→ **Material for this exercise**
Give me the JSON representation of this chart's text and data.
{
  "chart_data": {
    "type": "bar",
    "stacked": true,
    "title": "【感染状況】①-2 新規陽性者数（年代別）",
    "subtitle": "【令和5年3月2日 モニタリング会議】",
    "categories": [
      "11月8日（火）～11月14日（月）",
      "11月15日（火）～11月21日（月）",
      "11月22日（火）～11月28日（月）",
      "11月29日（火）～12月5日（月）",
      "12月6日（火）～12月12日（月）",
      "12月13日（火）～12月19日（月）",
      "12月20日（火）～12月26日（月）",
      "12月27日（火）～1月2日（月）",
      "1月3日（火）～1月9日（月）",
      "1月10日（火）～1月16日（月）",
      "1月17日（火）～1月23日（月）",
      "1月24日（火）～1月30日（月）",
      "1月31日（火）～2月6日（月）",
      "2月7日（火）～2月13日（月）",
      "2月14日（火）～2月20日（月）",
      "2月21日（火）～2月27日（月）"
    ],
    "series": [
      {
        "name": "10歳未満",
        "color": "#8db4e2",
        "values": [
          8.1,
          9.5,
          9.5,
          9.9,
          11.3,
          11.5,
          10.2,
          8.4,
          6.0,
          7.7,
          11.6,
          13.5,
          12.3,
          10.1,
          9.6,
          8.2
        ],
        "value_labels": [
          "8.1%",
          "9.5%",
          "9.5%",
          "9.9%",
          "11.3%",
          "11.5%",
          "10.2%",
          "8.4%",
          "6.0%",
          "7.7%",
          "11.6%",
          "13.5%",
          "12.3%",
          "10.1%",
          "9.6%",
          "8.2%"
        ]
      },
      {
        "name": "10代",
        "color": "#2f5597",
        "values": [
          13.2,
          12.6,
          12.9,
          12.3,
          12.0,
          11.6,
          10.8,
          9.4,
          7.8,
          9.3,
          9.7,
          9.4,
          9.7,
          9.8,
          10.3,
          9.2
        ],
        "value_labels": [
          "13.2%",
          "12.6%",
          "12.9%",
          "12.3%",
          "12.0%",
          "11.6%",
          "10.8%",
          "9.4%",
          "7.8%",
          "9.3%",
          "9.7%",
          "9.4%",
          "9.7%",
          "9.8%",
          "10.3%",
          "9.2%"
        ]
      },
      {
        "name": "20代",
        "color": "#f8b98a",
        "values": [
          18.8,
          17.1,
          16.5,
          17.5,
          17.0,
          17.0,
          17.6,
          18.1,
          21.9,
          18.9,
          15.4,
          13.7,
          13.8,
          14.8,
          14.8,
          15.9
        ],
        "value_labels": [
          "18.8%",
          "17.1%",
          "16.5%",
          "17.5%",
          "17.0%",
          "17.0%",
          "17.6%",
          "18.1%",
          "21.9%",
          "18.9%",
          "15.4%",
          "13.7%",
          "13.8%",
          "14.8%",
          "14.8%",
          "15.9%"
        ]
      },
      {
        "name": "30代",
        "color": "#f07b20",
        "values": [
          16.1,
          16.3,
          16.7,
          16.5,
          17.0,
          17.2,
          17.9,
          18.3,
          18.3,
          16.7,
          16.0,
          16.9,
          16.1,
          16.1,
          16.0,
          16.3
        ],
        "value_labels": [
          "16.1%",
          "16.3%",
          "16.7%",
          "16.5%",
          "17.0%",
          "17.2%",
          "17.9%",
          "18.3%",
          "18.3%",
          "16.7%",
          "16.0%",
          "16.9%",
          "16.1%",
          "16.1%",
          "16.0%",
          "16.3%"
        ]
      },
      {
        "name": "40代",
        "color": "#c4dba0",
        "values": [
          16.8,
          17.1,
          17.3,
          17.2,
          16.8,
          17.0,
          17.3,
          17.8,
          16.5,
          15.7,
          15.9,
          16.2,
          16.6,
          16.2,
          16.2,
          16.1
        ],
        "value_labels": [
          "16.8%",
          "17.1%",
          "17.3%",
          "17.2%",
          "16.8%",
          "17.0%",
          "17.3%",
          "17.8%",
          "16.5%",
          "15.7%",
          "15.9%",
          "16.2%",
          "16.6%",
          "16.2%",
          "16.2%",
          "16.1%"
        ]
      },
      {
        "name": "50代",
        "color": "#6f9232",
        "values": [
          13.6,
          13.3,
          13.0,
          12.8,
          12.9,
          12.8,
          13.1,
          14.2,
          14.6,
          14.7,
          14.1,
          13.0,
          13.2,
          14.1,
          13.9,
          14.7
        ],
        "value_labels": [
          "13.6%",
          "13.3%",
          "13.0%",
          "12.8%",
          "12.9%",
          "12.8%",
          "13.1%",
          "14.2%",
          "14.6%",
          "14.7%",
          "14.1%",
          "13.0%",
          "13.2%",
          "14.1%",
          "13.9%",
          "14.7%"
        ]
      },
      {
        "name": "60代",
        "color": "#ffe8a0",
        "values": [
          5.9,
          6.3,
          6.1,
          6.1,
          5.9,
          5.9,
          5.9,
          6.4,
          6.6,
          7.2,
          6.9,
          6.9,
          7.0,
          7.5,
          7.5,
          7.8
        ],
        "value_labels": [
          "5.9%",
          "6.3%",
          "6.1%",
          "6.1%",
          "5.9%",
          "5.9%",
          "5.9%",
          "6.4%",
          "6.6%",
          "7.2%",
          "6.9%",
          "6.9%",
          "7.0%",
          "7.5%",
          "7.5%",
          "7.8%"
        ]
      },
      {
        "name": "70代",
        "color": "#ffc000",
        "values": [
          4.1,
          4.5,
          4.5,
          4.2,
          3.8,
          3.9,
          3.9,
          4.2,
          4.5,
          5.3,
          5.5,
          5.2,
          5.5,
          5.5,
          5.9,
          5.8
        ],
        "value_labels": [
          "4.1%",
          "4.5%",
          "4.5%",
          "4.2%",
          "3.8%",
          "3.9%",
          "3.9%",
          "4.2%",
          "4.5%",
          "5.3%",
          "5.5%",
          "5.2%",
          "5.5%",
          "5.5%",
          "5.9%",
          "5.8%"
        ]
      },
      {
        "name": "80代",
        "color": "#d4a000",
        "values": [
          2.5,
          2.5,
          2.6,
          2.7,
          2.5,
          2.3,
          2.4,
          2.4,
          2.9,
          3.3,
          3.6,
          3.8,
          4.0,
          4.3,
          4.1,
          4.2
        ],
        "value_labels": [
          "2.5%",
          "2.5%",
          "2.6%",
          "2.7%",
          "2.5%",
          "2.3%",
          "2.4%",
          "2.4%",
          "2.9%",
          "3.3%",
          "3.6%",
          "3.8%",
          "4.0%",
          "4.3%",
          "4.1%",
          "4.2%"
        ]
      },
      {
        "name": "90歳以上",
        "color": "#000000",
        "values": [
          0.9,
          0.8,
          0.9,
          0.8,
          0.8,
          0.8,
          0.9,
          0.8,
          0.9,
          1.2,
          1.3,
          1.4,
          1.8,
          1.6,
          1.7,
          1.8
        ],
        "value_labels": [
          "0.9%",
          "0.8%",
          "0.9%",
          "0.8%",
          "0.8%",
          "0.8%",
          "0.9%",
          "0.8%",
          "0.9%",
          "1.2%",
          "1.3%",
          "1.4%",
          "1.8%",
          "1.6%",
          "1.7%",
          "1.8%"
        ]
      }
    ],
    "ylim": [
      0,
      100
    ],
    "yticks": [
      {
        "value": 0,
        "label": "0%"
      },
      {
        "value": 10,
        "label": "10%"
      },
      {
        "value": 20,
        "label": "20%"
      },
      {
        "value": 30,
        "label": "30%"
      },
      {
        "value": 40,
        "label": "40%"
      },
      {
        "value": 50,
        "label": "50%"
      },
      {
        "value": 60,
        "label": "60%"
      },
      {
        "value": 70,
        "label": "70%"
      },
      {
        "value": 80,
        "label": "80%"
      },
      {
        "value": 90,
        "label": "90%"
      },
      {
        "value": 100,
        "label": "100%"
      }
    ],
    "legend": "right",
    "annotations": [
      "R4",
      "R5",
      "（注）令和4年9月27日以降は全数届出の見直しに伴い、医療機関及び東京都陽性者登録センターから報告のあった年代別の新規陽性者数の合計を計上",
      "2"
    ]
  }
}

→ **Exercise goal**
Copy every line of the listing that includes the string "name".

→ **Right answer**
        "name": "10歳未満",
        "name": "10代",
        "name": "20代",
        "name": "30代",
        "name": "40代",
        "name": "50代",
        "name": "60代",
        "name": "70代",
        "name": "80代",
        "name": "90歳以上",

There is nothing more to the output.